What to produce |
From the entries that follow, list every line in which the string "parts" appears.

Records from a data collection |
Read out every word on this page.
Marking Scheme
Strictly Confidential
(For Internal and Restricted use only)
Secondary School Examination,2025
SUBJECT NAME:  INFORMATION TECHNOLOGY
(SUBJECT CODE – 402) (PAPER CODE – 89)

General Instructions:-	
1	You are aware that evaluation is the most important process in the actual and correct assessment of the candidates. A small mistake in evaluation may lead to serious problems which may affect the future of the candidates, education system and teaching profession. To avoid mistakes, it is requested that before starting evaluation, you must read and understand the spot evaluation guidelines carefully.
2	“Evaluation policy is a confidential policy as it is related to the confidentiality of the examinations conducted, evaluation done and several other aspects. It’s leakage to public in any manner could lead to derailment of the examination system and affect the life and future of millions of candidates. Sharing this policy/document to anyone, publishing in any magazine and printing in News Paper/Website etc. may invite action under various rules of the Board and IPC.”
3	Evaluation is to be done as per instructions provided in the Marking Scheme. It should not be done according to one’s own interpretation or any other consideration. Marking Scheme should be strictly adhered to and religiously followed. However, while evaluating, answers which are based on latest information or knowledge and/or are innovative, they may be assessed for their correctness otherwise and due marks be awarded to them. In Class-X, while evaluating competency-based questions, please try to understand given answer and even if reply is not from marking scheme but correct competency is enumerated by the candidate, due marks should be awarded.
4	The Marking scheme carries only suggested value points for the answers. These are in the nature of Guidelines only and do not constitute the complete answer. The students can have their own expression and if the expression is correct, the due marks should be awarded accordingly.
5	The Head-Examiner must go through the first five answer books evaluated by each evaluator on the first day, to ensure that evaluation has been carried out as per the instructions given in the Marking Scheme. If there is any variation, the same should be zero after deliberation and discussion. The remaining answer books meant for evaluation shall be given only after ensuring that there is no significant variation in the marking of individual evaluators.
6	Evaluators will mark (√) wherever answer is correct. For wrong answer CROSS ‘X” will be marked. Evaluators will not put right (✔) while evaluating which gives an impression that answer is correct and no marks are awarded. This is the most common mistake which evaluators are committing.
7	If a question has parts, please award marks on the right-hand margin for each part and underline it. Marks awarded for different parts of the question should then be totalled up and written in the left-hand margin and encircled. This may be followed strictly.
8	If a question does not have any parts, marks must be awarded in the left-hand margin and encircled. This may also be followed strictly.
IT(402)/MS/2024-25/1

Solution to the problem |
7	If a question has parts, please award marks on the right-hand margin for each part and underline it. Marks awarded for different parts of the question should then be totalled up and written in the left-hand margin and encircled. This may be followed strictly.
8	If a question does not have any parts, marks must be awarded in the left-hand margin and encircled. This may also be followed strictly.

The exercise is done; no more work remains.